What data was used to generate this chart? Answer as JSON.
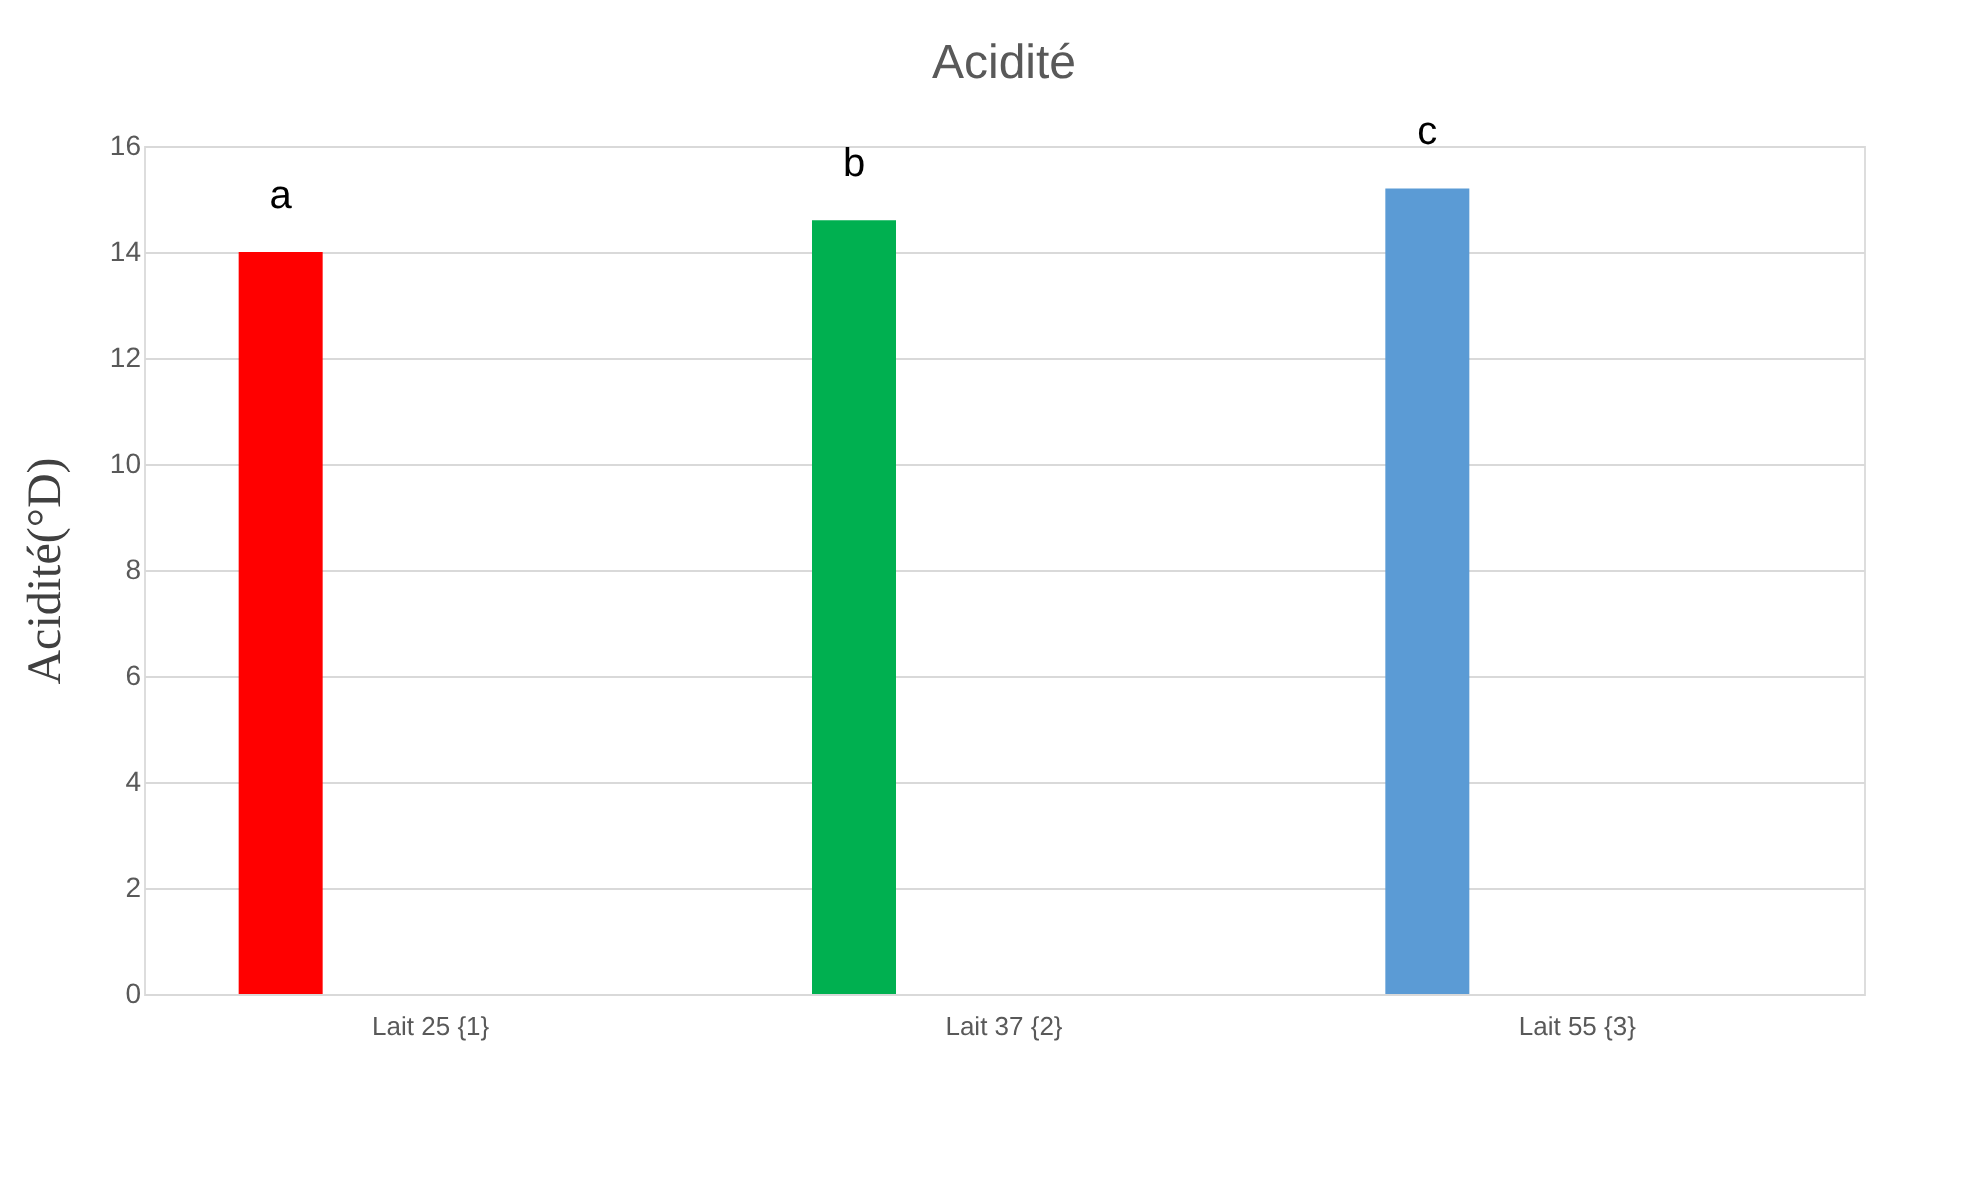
{
  "chart_data": {
    "type": "bar",
    "title": "Acidité",
    "ylabel": "Acidité(°D)",
    "categories": [
      "Lait 25  {1}",
      "Lait 37  {2}",
      "Lait 55  {3}"
    ],
    "values": [
      14.0,
      14.6,
      15.2
    ],
    "colors": [
      "#ff0000",
      "#00b050",
      "#5b9bd5"
    ],
    "ylim": [
      0,
      16
    ],
    "yticks": [
      0,
      2,
      4,
      6,
      8,
      10,
      12,
      14,
      16
    ],
    "grid": "y",
    "legend": false,
    "annotations": [
      "a",
      "b",
      "c"
    ]
  }
}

* * * * * * *

Instructions for the task:
Repeat the preceding records precisely, and leave every picture out of the copy.

Written response:
What data was used to generate this chart? Answer as JSON.
{
  "chart_data": {
    "type": "bar",
    "title": "Acidité",
    "ylabel": "Acidité(°D)",
    "categories": [
      "Lait 25  {1}",
      "Lait 37  {2}",
      "Lait 55  {3}"
    ],
    "values": [
      14.0,
      14.6,
      15.2
    ],
    "colors": [
      "#ff0000",
      "#00b050",
      "#5b9bd5"
    ],
    "ylim": [
      0,
      16
    ],
    "yticks": [
      0,
      2,
      4,
      6,
      8,
      10,
      12,
      14,
      16
    ],
    "grid": "y",
    "legend": false,
    "annotations": [
      "a",
      "b",
      "c"
    ]
  }
}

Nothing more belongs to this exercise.